_WRITTEN REQUEST_:
Find the lines that contain the word "Toyota" and copy each one.
#### RECORDS SHOWN
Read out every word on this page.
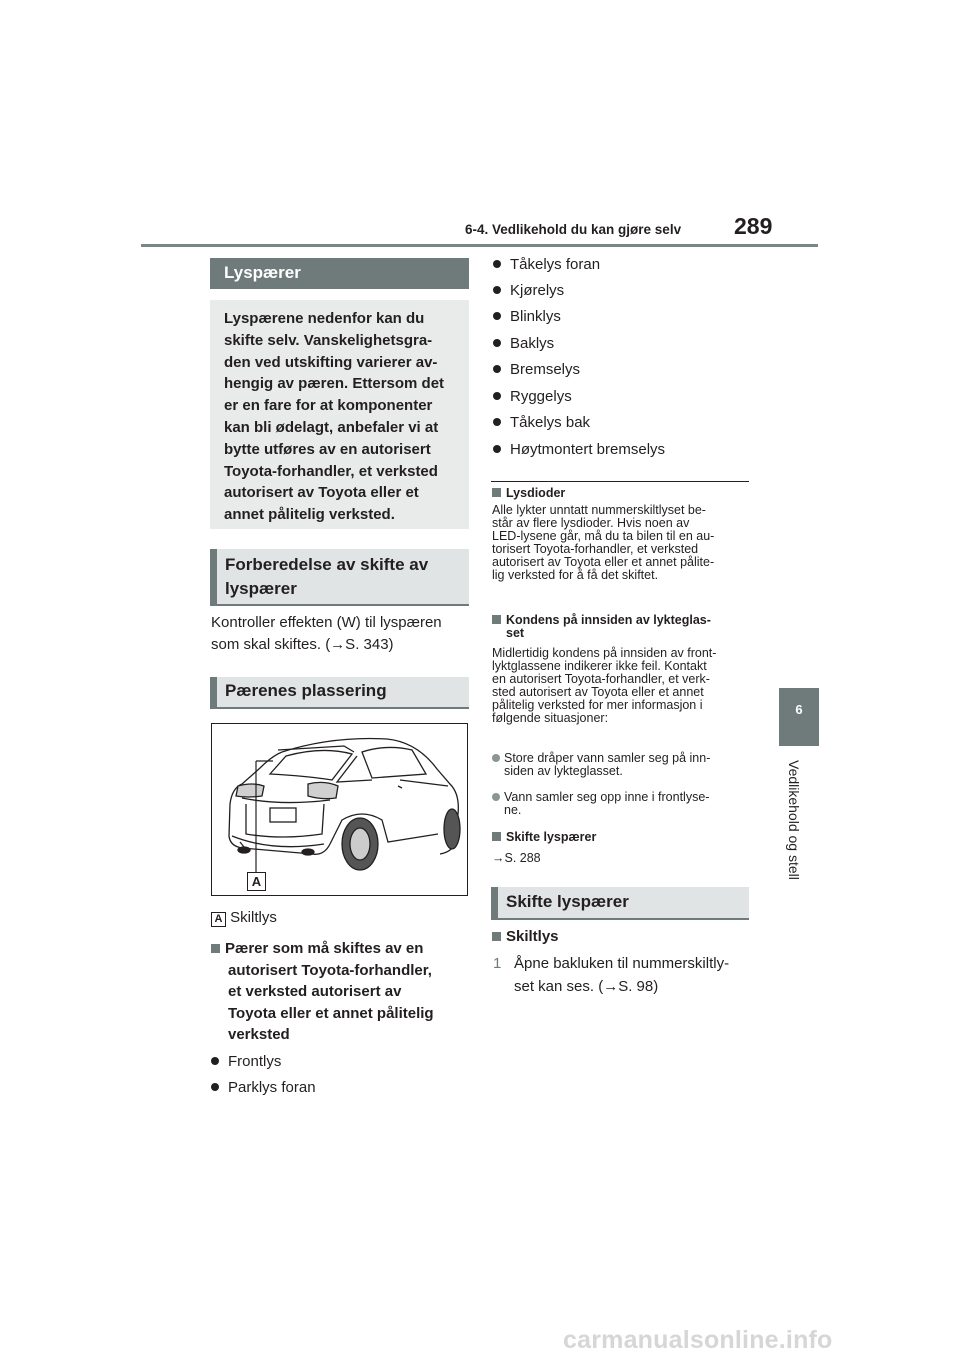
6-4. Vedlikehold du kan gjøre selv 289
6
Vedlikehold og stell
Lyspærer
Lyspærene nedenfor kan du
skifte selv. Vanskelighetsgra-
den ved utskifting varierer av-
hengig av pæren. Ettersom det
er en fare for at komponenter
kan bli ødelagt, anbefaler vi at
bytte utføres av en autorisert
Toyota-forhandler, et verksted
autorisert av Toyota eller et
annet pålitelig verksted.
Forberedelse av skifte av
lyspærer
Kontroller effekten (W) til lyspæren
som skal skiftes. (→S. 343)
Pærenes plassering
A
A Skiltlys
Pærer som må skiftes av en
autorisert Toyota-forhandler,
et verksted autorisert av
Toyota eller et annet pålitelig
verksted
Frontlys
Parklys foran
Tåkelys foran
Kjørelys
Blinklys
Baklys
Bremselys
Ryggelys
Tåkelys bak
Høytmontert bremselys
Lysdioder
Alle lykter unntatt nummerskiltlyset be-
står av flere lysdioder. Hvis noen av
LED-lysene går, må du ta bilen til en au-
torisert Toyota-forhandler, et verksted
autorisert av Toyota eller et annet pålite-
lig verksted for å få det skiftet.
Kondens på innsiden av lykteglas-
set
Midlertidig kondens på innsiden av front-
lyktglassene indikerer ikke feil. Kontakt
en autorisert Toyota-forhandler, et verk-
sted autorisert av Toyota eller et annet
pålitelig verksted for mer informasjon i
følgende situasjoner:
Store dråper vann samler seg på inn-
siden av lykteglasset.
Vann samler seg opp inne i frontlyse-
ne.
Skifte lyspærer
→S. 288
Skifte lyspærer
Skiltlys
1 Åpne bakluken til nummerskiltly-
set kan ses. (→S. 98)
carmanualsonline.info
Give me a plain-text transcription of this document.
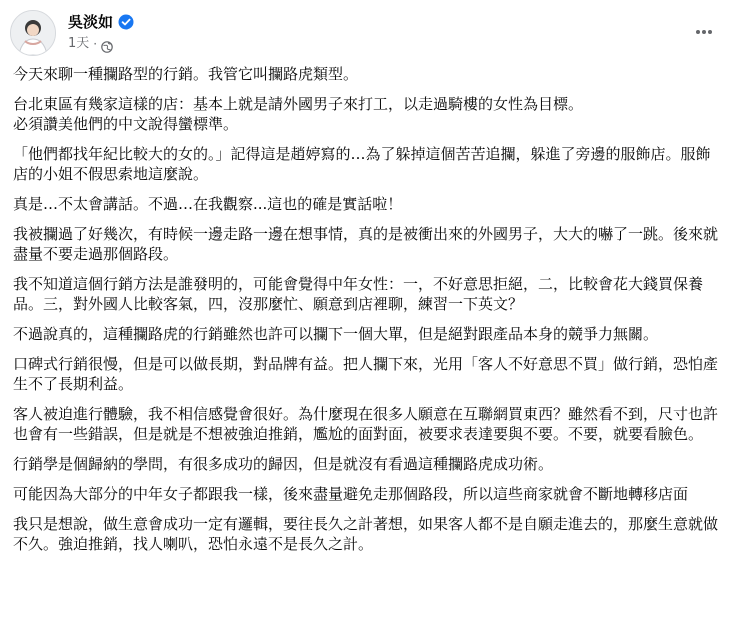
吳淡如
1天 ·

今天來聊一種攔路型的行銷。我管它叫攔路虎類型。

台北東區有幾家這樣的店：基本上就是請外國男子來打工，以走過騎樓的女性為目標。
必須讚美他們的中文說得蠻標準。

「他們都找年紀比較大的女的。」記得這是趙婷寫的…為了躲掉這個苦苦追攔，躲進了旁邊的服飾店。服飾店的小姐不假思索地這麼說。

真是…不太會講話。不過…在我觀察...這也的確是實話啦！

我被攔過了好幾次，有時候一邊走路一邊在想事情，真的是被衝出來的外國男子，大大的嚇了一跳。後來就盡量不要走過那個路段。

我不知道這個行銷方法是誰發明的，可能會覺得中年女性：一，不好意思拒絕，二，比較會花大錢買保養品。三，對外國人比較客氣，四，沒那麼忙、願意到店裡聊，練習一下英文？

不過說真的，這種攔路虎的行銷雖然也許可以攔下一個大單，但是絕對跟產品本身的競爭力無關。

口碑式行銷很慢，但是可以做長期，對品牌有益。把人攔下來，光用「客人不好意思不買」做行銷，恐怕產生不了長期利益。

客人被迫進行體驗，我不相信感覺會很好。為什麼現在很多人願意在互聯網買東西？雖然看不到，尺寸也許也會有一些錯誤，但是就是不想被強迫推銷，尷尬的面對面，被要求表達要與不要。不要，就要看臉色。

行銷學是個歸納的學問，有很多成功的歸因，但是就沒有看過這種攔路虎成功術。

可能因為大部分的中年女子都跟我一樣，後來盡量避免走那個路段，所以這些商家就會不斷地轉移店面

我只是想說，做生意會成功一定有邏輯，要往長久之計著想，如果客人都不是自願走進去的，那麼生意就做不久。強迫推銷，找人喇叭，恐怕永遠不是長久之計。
########
_CORRECT OUTPUT_:
Toyota-forhandler, et verksted
autorisert av Toyota eller et
autorisert Toyota-forhandler,
Toyota eller et annet pålitelig
torisert Toyota-forhandler, et verksted
autorisert av Toyota eller et annet pålite-
en autorisert Toyota-forhandler, et verk-
sted autorisert av Toyota eller et annet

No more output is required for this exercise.